[GIVEN TASK]
Skip the images and copy each record exactly as written.

════════════════

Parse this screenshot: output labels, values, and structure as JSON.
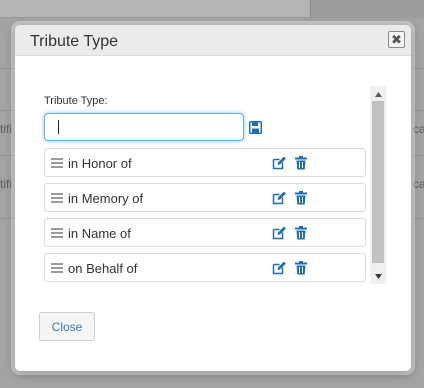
{
  "background": {
    "fragment_left_1": "tifi",
    "fragment_right_1": "ca",
    "fragment_left_2": "tifi",
    "fragment_right_2": "ca"
  },
  "modal": {
    "title": "Tribute Type",
    "close_glyph": "✖",
    "field_label": "Tribute Type:",
    "input_value": "",
    "items": [
      {
        "label": "in Honor of"
      },
      {
        "label": "in Memory of"
      },
      {
        "label": "in Name of"
      },
      {
        "label": "on Behalf of"
      }
    ],
    "close_button_label": "Close"
  },
  "colors": {
    "accent_blue": "#1f6fad",
    "input_focus": "#66afe9",
    "link_blue": "#337ab7"
  },
  "icons": {
    "save": "save-icon",
    "edit": "edit-icon",
    "delete": "trash-icon",
    "drag": "drag-handle-icon"
  }
}
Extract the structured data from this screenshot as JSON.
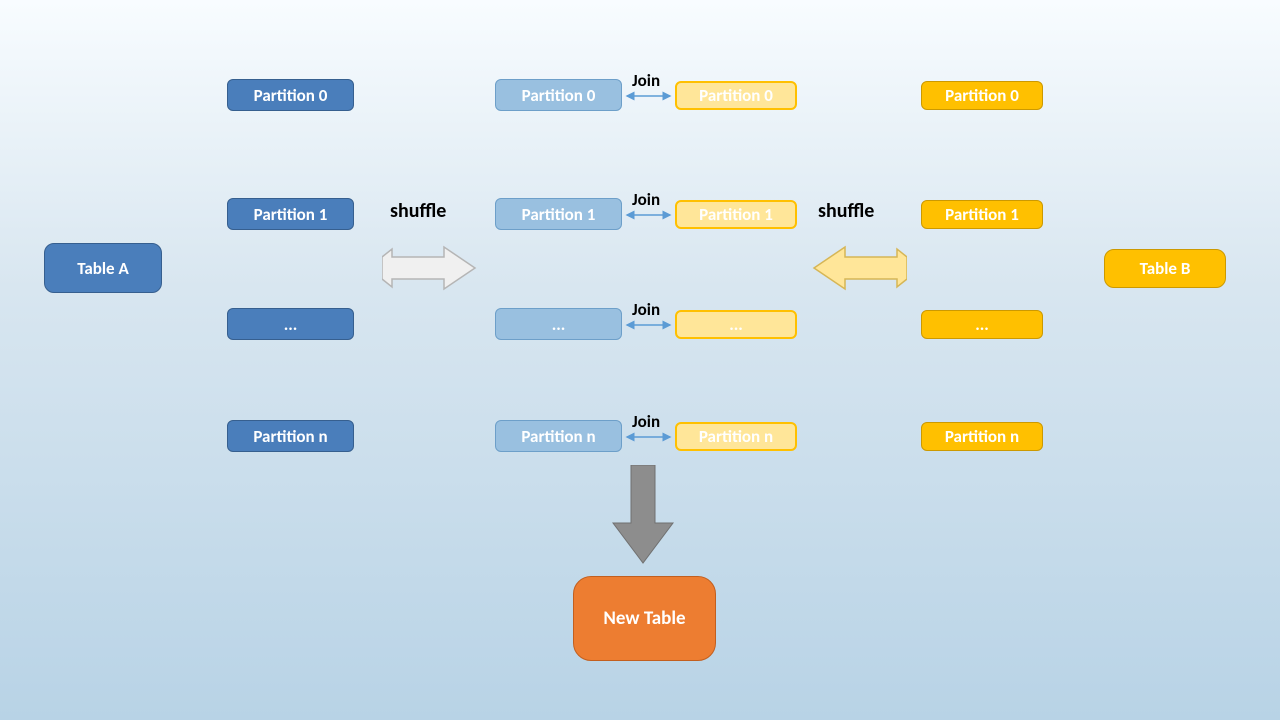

════════════════

[TASK ANSWER]
Parse this screenshot: output labels, values, and structure as JSON.
{
  "background": {
    "fragment_left_1": "tifi",
    "fragment_right_1": "ca",
    "fragment_left_2": "tifi",
    "fragment_right_2": "ca"
  },
  "modal": {
    "title": "Tribute Type",
    "close_glyph": "✖",
    "field_label": "Tribute Type:",
    "input_value": "",
    "items": [
      {
        "label": "in Honor of"
      },
      {
        "label": "in Memory of"
      },
      {
        "label": "in Name of"
      },
      {
        "label": "on Behalf of"
      }
    ],
    "close_button_label": "Close"
  },
  "colors": {
    "accent_blue": "#1f6fad",
    "input_focus": "#66afe9",
    "link_blue": "#337ab7"
  },
  "icons": {
    "save": "save-icon",
    "edit": "edit-icon",
    "delete": "trash-icon",
    "drag": "drag-handle-icon"
  }
}
Extract the structured data from this screenshot as JSON.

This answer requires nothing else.